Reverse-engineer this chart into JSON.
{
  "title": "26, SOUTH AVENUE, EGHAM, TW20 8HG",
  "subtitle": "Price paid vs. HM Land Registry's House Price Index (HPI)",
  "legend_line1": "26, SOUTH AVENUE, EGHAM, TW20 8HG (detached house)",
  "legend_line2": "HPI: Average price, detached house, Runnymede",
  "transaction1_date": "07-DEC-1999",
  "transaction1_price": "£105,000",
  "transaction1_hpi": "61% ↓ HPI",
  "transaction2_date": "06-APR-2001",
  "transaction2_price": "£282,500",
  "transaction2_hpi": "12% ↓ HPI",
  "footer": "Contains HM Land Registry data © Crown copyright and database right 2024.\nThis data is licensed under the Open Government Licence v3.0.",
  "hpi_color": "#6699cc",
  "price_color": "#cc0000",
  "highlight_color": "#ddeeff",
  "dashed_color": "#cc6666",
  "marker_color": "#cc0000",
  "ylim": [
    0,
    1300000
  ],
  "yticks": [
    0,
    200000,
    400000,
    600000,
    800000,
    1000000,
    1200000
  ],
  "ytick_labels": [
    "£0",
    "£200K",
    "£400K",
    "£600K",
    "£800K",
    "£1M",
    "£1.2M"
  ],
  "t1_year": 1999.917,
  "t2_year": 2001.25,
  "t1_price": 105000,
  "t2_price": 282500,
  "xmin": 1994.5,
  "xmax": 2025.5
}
+++
PROBLEM DETAILS
Give the material above again, word for word.

EXERCISE ANSWER
Reverse-engineer this chart into JSON.
{
  "title": "26, SOUTH AVENUE, EGHAM, TW20 8HG",
  "subtitle": "Price paid vs. HM Land Registry's House Price Index (HPI)",
  "legend_line1": "26, SOUTH AVENUE, EGHAM, TW20 8HG (detached house)",
  "legend_line2": "HPI: Average price, detached house, Runnymede",
  "transaction1_date": "07-DEC-1999",
  "transaction1_price": "£105,000",
  "transaction1_hpi": "61% ↓ HPI",
  "transaction2_date": "06-APR-2001",
  "transaction2_price": "£282,500",
  "transaction2_hpi": "12% ↓ HPI",
  "footer": "Contains HM Land Registry data © Crown copyright and database right 2024.\nThis data is licensed under the Open Government Licence v3.0.",
  "hpi_color": "#6699cc",
  "price_color": "#cc0000",
  "highlight_color": "#ddeeff",
  "dashed_color": "#cc6666",
  "marker_color": "#cc0000",
  "ylim": [
    0,
    1300000
  ],
  "yticks": [
    0,
    200000,
    400000,
    600000,
    800000,
    1000000,
    1200000
  ],
  "ytick_labels": [
    "£0",
    "£200K",
    "£400K",
    "£600K",
    "£800K",
    "£1M",
    "£1.2M"
  ],
  "t1_year": 1999.917,
  "t2_year": 2001.25,
  "t1_price": 105000,
  "t2_price": 282500,
  "xmin": 1994.5,
  "xmax": 2025.5
}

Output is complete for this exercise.